== DATA IN THIS EXERCISE ==

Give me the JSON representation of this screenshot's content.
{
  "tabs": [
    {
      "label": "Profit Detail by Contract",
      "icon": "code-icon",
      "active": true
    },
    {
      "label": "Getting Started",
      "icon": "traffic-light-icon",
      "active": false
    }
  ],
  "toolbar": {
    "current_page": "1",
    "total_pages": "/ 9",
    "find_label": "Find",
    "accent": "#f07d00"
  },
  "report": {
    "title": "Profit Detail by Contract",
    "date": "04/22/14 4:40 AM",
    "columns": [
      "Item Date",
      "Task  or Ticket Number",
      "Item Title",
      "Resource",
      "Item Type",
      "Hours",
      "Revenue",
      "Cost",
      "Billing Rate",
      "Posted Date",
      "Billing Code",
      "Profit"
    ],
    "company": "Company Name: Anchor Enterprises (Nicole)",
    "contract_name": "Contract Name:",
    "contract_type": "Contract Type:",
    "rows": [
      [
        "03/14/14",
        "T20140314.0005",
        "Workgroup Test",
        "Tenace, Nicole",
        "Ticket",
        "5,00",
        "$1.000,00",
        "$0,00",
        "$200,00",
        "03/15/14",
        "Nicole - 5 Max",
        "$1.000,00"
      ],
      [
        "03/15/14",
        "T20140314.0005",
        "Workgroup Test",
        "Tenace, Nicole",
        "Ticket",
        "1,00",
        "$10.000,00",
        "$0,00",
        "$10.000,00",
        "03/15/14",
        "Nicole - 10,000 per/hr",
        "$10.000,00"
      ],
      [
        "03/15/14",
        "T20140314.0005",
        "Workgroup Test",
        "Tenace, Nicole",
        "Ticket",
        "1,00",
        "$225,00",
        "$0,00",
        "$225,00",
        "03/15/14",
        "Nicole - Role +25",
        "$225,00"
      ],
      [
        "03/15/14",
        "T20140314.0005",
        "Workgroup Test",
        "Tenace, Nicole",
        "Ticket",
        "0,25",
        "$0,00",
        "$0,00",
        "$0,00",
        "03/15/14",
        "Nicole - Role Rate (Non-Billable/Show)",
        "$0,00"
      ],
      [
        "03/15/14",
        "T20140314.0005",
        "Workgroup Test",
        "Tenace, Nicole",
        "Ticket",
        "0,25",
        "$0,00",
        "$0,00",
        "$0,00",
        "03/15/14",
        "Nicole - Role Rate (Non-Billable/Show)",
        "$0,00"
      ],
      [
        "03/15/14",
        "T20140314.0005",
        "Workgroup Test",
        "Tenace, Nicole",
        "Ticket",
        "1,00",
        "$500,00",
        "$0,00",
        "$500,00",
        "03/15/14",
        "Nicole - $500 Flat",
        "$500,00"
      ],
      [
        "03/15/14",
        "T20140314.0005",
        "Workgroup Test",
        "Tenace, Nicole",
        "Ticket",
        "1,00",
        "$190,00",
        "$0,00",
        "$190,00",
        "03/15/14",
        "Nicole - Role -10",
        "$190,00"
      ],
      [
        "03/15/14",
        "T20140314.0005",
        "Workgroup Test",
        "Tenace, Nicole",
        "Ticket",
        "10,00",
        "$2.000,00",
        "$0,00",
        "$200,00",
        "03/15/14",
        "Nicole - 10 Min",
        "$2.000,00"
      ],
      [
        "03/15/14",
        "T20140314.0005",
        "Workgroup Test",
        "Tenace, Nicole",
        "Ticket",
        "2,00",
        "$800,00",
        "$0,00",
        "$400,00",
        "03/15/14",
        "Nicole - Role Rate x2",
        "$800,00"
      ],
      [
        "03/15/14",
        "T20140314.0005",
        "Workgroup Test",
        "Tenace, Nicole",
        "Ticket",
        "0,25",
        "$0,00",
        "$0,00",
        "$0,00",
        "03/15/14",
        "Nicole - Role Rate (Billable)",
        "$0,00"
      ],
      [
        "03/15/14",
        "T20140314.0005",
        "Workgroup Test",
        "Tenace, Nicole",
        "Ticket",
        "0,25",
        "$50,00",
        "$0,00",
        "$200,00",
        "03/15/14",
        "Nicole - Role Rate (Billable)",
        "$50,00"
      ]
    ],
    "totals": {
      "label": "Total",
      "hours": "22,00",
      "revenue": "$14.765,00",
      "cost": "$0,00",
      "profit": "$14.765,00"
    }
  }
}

== GIVEN REQUEST ==
Give all the records again. Match them exactly.

== EXERCISE OUTPUT ==
Give me the JSON representation of this screenshot's content.
{
  "tabs": [
    {
      "label": "Profit Detail by Contract",
      "icon": "code-icon",
      "active": true
    },
    {
      "label": "Getting Started",
      "icon": "traffic-light-icon",
      "active": false
    }
  ],
  "toolbar": {
    "current_page": "1",
    "total_pages": "/ 9",
    "find_label": "Find",
    "accent": "#f07d00"
  },
  "report": {
    "title": "Profit Detail by Contract",
    "date": "04/22/14 4:40 AM",
    "columns": [
      "Item Date",
      "Task  or Ticket Number",
      "Item Title",
      "Resource",
      "Item Type",
      "Hours",
      "Revenue",
      "Cost",
      "Billing Rate",
      "Posted Date",
      "Billing Code",
      "Profit"
    ],
    "company": "Company Name: Anchor Enterprises (Nicole)",
    "contract_name": "Contract Name:",
    "contract_type": "Contract Type:",
    "rows": [
      [
        "03/14/14",
        "T20140314.0005",
        "Workgroup Test",
        "Tenace, Nicole",
        "Ticket",
        "5,00",
        "$1.000,00",
        "$0,00",
        "$200,00",
        "03/15/14",
        "Nicole - 5 Max",
        "$1.000,00"
      ],
      [
        "03/15/14",
        "T20140314.0005",
        "Workgroup Test",
        "Tenace, Nicole",
        "Ticket",
        "1,00",
        "$10.000,00",
        "$0,00",
        "$10.000,00",
        "03/15/14",
        "Nicole - 10,000 per/hr",
        "$10.000,00"
      ],
      [
        "03/15/14",
        "T20140314.0005",
        "Workgroup Test",
        "Tenace, Nicole",
        "Ticket",
        "1,00",
        "$225,00",
        "$0,00",
        "$225,00",
        "03/15/14",
        "Nicole - Role +25",
        "$225,00"
      ],
      [
        "03/15/14",
        "T20140314.0005",
        "Workgroup Test",
        "Tenace, Nicole",
        "Ticket",
        "0,25",
        "$0,00",
        "$0,00",
        "$0,00",
        "03/15/14",
        "Nicole - Role Rate (Non-Billable/Show)",
        "$0,00"
      ],
      [
        "03/15/14",
        "T20140314.0005",
        "Workgroup Test",
        "Tenace, Nicole",
        "Ticket",
        "0,25",
        "$0,00",
        "$0,00",
        "$0,00",
        "03/15/14",
        "Nicole - Role Rate (Non-Billable/Show)",
        "$0,00"
      ],
      [
        "03/15/14",
        "T20140314.0005",
        "Workgroup Test",
        "Tenace, Nicole",
        "Ticket",
        "1,00",
        "$500,00",
        "$0,00",
        "$500,00",
        "03/15/14",
        "Nicole - $500 Flat",
        "$500,00"
      ],
      [
        "03/15/14",
        "T20140314.0005",
        "Workgroup Test",
        "Tenace, Nicole",
        "Ticket",
        "1,00",
        "$190,00",
        "$0,00",
        "$190,00",
        "03/15/14",
        "Nicole - Role -10",
        "$190,00"
      ],
      [
        "03/15/14",
        "T20140314.0005",
        "Workgroup Test",
        "Tenace, Nicole",
        "Ticket",
        "10,00",
        "$2.000,00",
        "$0,00",
        "$200,00",
        "03/15/14",
        "Nicole - 10 Min",
        "$2.000,00"
      ],
      [
        "03/15/14",
        "T20140314.0005",
        "Workgroup Test",
        "Tenace, Nicole",
        "Ticket",
        "2,00",
        "$800,00",
        "$0,00",
        "$400,00",
        "03/15/14",
        "Nicole - Role Rate x2",
        "$800,00"
      ],
      [
        "03/15/14",
        "T20140314.0005",
        "Workgroup Test",
        "Tenace, Nicole",
        "Ticket",
        "0,25",
        "$0,00",
        "$0,00",
        "$0,00",
        "03/15/14",
        "Nicole - Role Rate (Billable)",
        "$0,00"
      ],
      [
        "03/15/14",
        "T20140314.0005",
        "Workgroup Test",
        "Tenace, Nicole",
        "Ticket",
        "0,25",
        "$50,00",
        "$0,00",
        "$200,00",
        "03/15/14",
        "Nicole - Role Rate (Billable)",
        "$50,00"
      ]
    ],
    "totals": {
      "label": "Total",
      "hours": "22,00",
      "revenue": "$14.765,00",
      "cost": "$0,00",
      "profit": "$14.765,00"
    }
  }
}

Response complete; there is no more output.